* **EXERCISE REQUIREMENTS**
1. In the concert review, reproduce everything from "Friday, September 21, 2012" down to "worth tracking down.", swapping "Manchester" for "Liverpool".
2. Answer the following from the concert review.
(a) Which city is the four-piece Thugs On Wolves from?
(b) What is the title of the forthcoming vinyl EP?
(c) Which "not yet recorded" song is among the three solo songs that open the Withered Hand set?
3. Extend the concert review from the point at which it stops.

* **PASSAGE SHOWN**

Friday, September 21, 2012
WITHERED HAND @ KINGS ARMS, SALFORD 20 September 2012
I spent a good part of this evening trying to work out where the name Thugs On Wolves comes from. Or even if it makes sense. Nope I just couldn’t figure it out. However cryptic or nonsensical their nomenclature may be the Manchester four-piece are a delight on stage – twin vocal harmonies, twin acoustic guitars, acoustic bass plus keyboards and floor tom all mix into a dreamy Local Natives/Grizzly Bear vibe meets The Travelling Band wistfulness. They finished with two songs “only written yesterday” – the solo ‘Esmeralda’ and then ‘Jackdaw’ involving stop/start sections and complex vocal interplay. I’d already concluded Thugs On Wolves were accomplished but
to deliver ambitious new songs with such assurance... definitely worth tracking down.
“Call Me Dan”. Withered Hand aka Dan Willson is looking fit and trim tonight as well as being personable. But alas he is full of cold and by the second song his unruly hair has taken on a life of its own. Coughs and apologies aside though this is a damn impressive and powerful show in the intimate setting of the upstairs room of the Kings Arms. Opening with three solo songs including the “not yet recorded” ‘Life Of Doubt’, he is then joined by his three-piece band (“I must thank them now because I never do in the van”) for the remainder of a set which intersperses heartfelt renditions of classics (yes they are classics) from 2010’s "Good News" with new songs – either unrecorded or from the forthcoming vinyl EP ‘Inbetweens’.

* **DATA BLOCK**
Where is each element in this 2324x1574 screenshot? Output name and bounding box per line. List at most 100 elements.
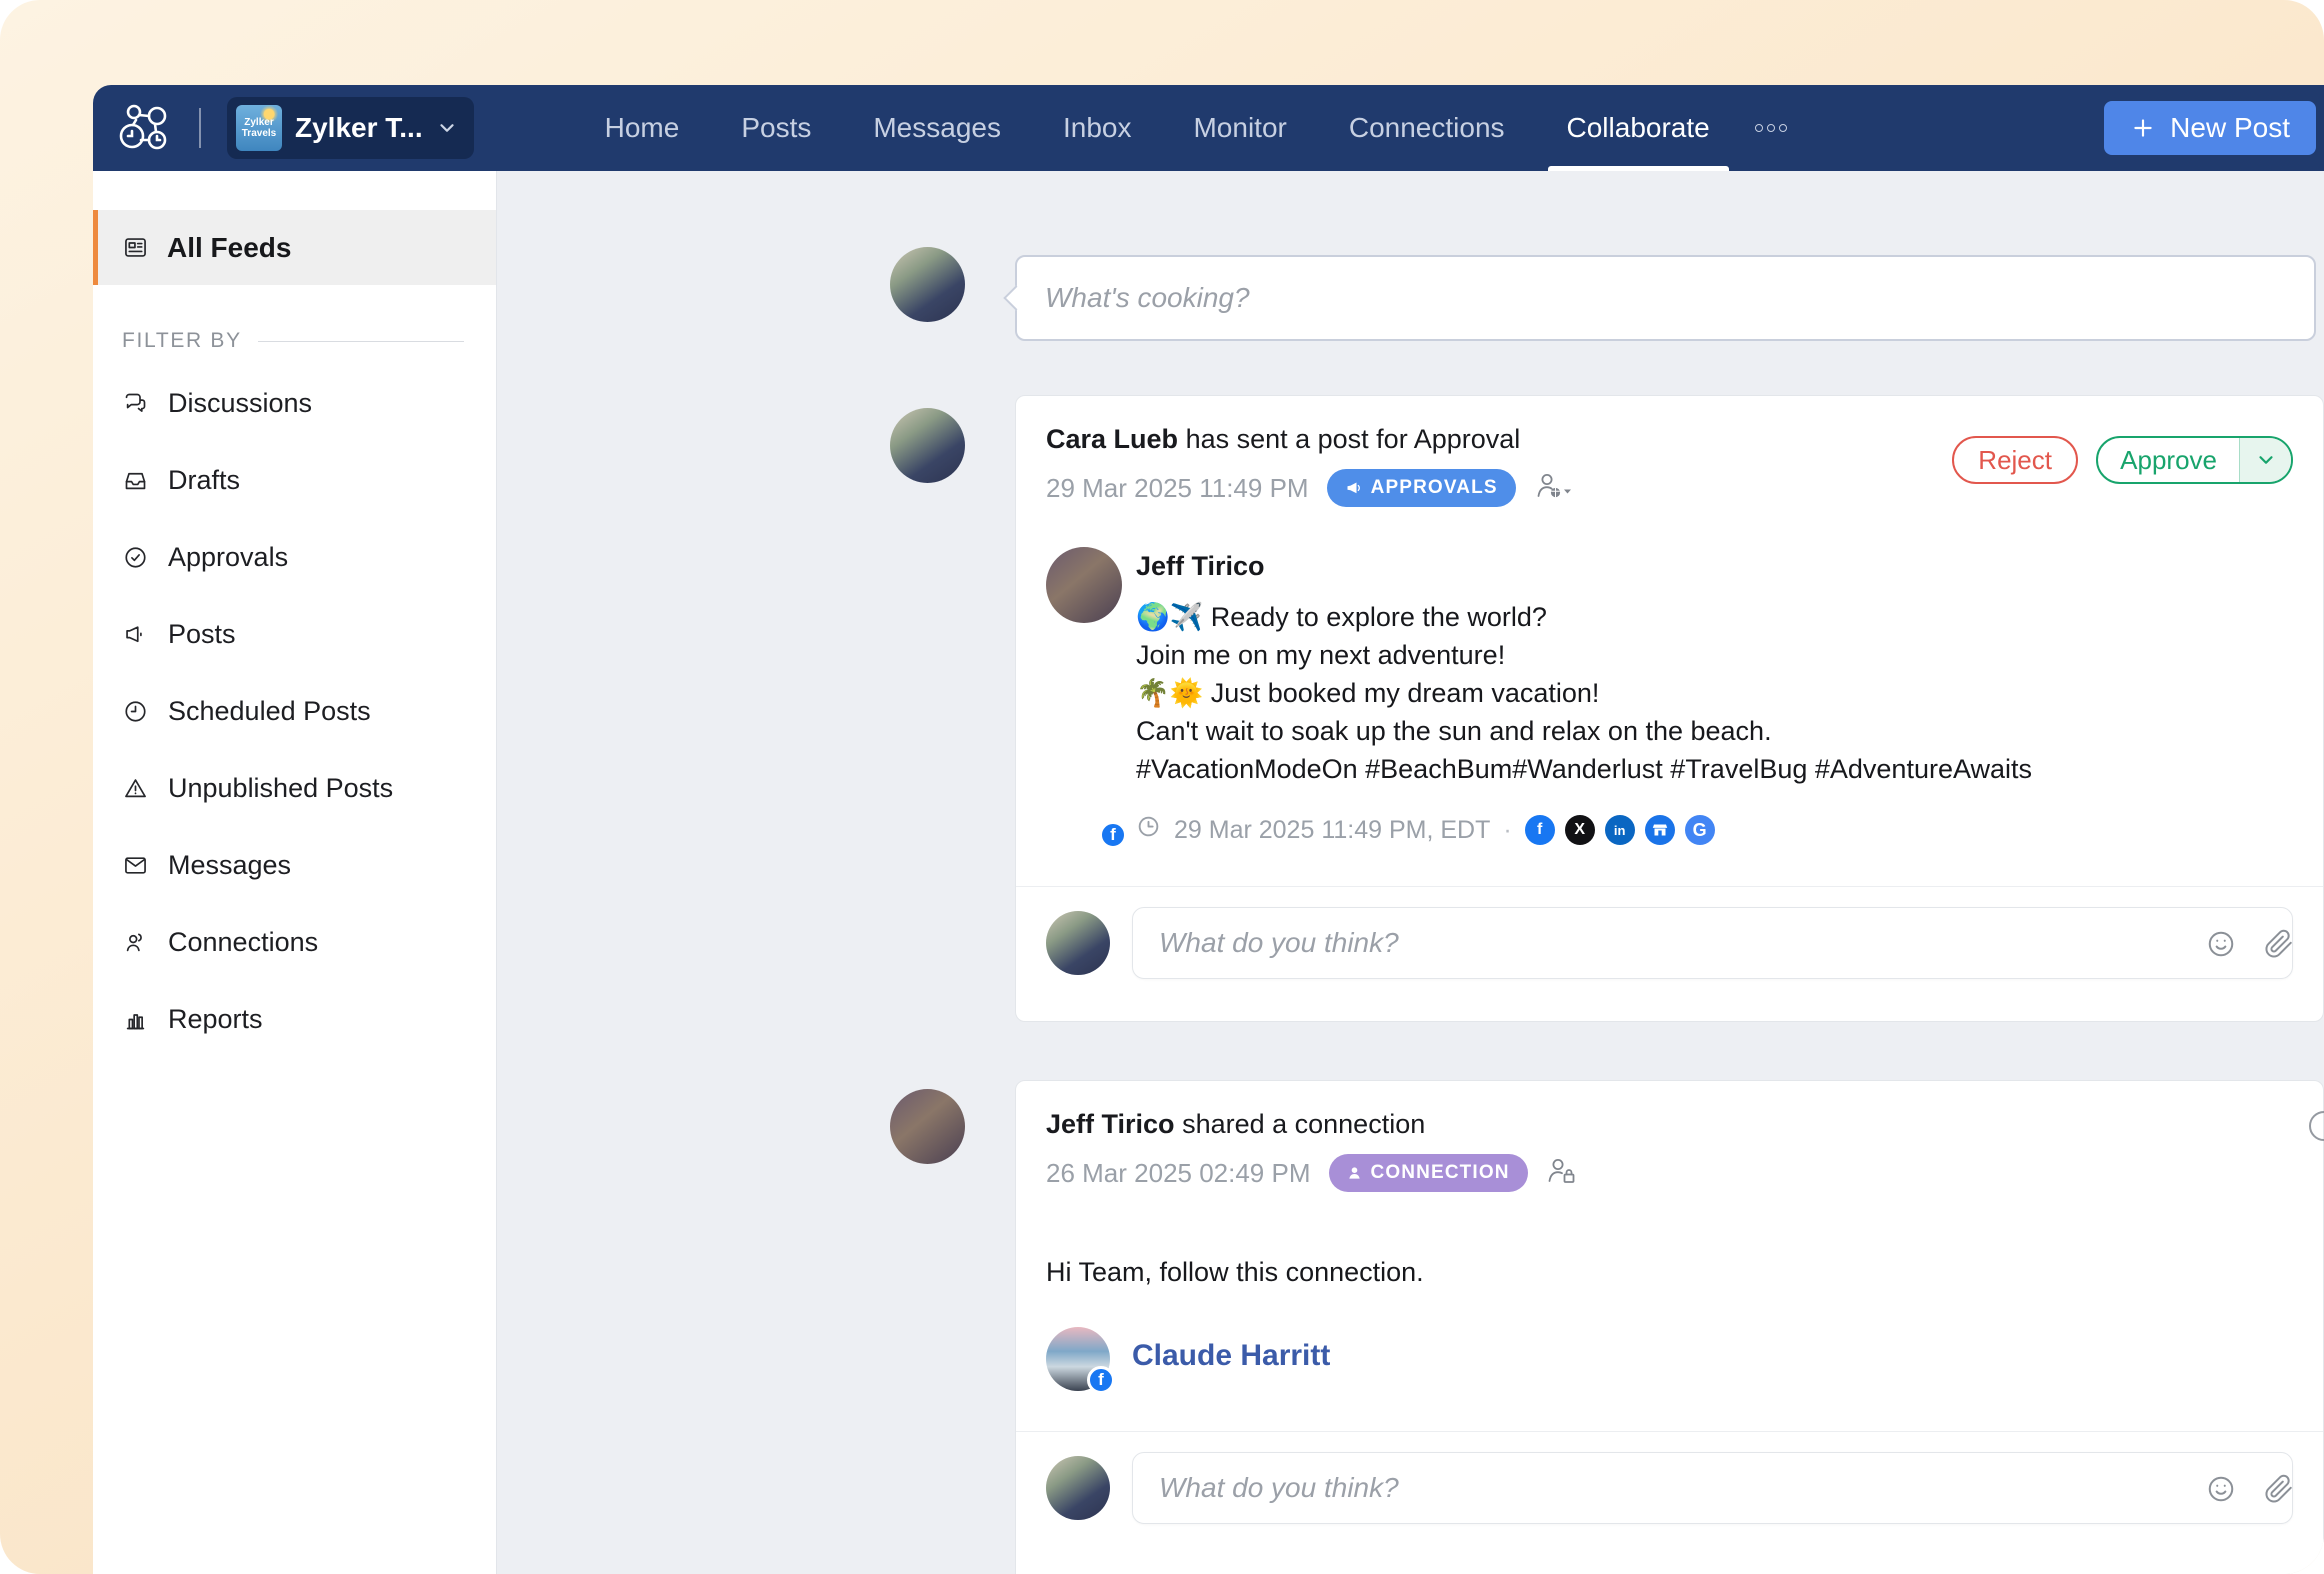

* **OUTPUTS**
1.
Friday, September 21, 2012
WITHERED HAND @ KINGS ARMS, SALFORD 20 September 2012
I spent a good part of this evening trying to work out where the name Thugs On Wolves comes from. Or even if it makes sense. Nope I just couldn’t figure it out. However cryptic or nonsensical their nomenclature may be the Liverpool four-piece are a delight on stage – twin vocal harmonies, twin acoustic guitars, acoustic bass plus keyboards and floor tom all mix into a dreamy Local Natives/Grizzly Bear vibe meets The Travelling Band wistfulness. They finished with two songs “only written yesterday” – the solo ‘Esmeralda’ and then ‘Jackdaw’ involving stop/start sections and complex vocal interplay. I’d already concluded Thugs On Wolves were accomplished but
to deliver ambitious new songs with such assurance... definitely worth tracking down.

2.
(a) Manchester
(b) 'Inbetweens'
(c) 'Life Of Doubt'

3.
Introducing the title track of that new EP, Dan Willson drifts off into a tale about the boring bits of life but it just fizzles out. If he appears distracted or talks askance into the microphone between songs, the ugly beauty of Withered Hands is they are so direct, personal and intense. And when he occasionally stares out from sweat-soaked hair during songs, his wide-eyed gaze is fierce and unswerving. The fast-paced ‘bad gene’ song ‘New Dawn’ may have held back a little tonight and there was no ‘Heart Heart’ to allow for a suffering throat to recover (“good job it’s not the beginning of the tour...” It is) but this was a delicious masterclass from Edinburgh’s anti-folk maestro and torch-bearer of the maudlin and downtrodden. How, how has Withered Hand world domination not yet been achieved? The tour continues – voice and health allowing – to Cardiff, London, Sheffield, Newcastle and Glasgow. Do not miss.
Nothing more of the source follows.